▶ [Given request] Among the records below, find each line that includes the string "directamente" and copy it.

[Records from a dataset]
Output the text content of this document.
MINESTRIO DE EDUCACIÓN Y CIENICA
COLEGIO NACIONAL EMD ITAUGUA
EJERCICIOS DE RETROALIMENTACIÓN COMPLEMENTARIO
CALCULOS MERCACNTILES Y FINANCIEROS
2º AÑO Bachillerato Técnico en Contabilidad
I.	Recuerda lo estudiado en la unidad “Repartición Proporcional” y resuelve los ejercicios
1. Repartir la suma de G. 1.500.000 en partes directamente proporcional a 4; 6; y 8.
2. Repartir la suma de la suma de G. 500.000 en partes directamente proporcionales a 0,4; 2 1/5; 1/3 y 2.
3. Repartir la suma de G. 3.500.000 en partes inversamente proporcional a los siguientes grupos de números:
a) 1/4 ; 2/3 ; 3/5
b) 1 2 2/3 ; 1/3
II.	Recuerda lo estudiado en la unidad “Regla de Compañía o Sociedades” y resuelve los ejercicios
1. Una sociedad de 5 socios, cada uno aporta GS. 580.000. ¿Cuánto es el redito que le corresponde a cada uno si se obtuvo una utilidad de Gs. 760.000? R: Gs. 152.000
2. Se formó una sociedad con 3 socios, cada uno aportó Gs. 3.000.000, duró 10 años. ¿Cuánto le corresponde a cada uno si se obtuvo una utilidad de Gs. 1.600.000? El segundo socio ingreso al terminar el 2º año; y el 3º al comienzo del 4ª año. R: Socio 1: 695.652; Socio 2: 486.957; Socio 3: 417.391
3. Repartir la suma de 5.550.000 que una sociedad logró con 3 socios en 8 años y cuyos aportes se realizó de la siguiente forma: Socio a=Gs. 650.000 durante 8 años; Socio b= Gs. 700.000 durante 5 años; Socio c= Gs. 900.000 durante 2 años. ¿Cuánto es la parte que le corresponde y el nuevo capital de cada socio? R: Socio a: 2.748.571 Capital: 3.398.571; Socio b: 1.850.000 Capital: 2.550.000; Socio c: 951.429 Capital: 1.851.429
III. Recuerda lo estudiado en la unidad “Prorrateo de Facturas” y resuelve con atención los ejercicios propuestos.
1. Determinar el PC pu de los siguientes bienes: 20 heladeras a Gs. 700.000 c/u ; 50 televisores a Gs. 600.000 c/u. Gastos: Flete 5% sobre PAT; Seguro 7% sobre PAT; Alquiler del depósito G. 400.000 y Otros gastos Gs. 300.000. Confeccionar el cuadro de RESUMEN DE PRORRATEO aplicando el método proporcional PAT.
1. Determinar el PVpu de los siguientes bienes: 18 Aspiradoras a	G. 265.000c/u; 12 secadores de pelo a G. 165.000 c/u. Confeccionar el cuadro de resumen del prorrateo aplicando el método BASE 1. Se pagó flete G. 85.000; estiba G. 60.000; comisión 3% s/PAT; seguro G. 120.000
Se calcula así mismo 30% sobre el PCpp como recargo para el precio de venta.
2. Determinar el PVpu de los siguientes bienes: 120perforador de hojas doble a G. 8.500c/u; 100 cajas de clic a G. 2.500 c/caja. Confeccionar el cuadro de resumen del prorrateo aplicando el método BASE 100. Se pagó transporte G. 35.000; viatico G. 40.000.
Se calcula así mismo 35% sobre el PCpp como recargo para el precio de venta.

▶ [Solution]
1. Repartir la suma de G. 1.500.000 en partes directamente proporcional a 4; 6; y 8.
2. Repartir la suma de la suma de G. 500.000 en partes directamente proporcionales a 0,4; 2 1/5; 1/3 y 2.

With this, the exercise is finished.